Task instructions:
Give an exact transcription of every line, dropping the images.

(Collection entries)
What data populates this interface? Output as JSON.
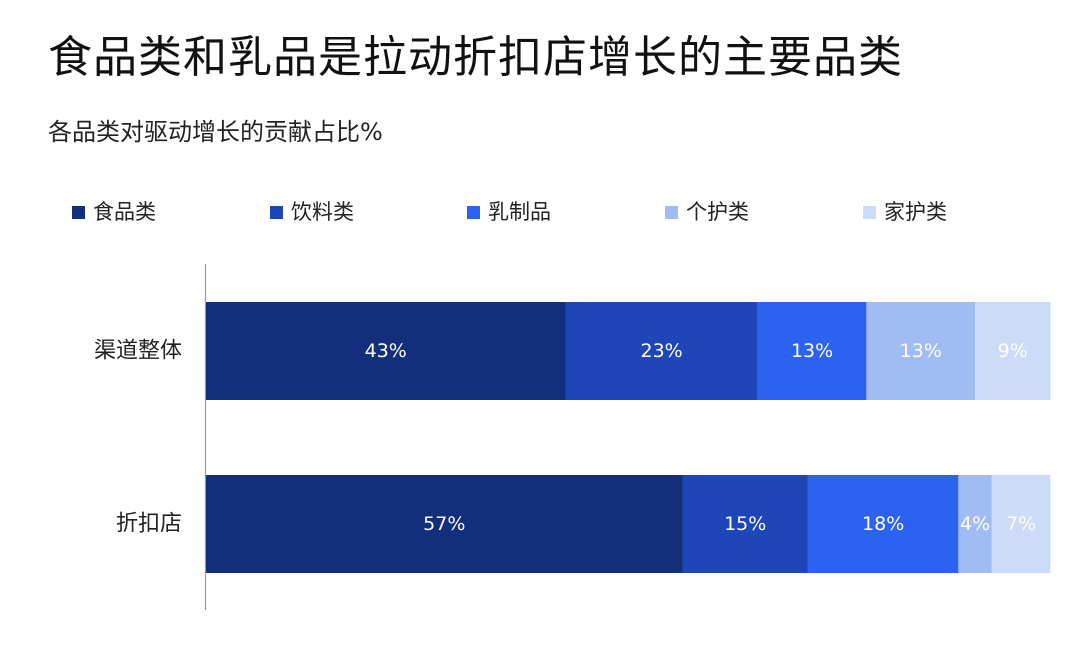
{
  "title": "食品类和乳品是拉动折扣店增长的主要品类",
  "subtitle": "各品类对驱动增长的贡献占比%",
  "colors": {
    "食品类": "#132f7c",
    "饮料类": "#1e46b8",
    "乳制品": "#2b63f0",
    "个护类": "#a0bcf3",
    "家护类": "#ccdbf8",
    "axis": "#9a9a9a",
    "label_text": "#ffffff"
  },
  "chart_data": {
    "type": "bar",
    "orientation": "horizontal",
    "stacked": true,
    "legend_position": "top",
    "grid": false,
    "xlim": [
      0,
      100
    ],
    "categories": [
      "渠道整体",
      "折扣店"
    ],
    "series": [
      {
        "name": "食品类",
        "values": [
          43,
          57
        ],
        "labels": [
          "43%",
          "57%"
        ]
      },
      {
        "name": "饮料类",
        "values": [
          23,
          15
        ],
        "labels": [
          "23%",
          "15%"
        ]
      },
      {
        "name": "乳制品",
        "values": [
          13,
          18
        ],
        "labels": [
          "13%",
          "18%"
        ]
      },
      {
        "name": "个护类",
        "values": [
          13,
          4
        ],
        "labels": [
          "13%",
          "4%"
        ]
      },
      {
        "name": "家护类",
        "values": [
          9,
          7
        ],
        "labels": [
          "9%",
          "7%"
        ]
      }
    ]
  }
}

Reply to the task:
What data populates this interface? Output as JSON.
{
  "title": "食品类和乳品是拉动折扣店增长的主要品类",
  "subtitle": "各品类对驱动增长的贡献占比%",
  "colors": {
    "食品类": "#132f7c",
    "饮料类": "#1e46b8",
    "乳制品": "#2b63f0",
    "个护类": "#a0bcf3",
    "家护类": "#ccdbf8",
    "axis": "#9a9a9a",
    "label_text": "#ffffff"
  },
  "chart_data": {
    "type": "bar",
    "orientation": "horizontal",
    "stacked": true,
    "legend_position": "top",
    "grid": false,
    "xlim": [
      0,
      100
    ],
    "categories": [
      "渠道整体",
      "折扣店"
    ],
    "series": [
      {
        "name": "食品类",
        "values": [
          43,
          57
        ],
        "labels": [
          "43%",
          "57%"
        ]
      },
      {
        "name": "饮料类",
        "values": [
          23,
          15
        ],
        "labels": [
          "23%",
          "15%"
        ]
      },
      {
        "name": "乳制品",
        "values": [
          13,
          18
        ],
        "labels": [
          "13%",
          "18%"
        ]
      },
      {
        "name": "个护类",
        "values": [
          13,
          4
        ],
        "labels": [
          "13%",
          "4%"
        ]
      },
      {
        "name": "家护类",
        "values": [
          9,
          7
        ],
        "labels": [
          "9%",
          "7%"
        ]
      }
    ]
  }
}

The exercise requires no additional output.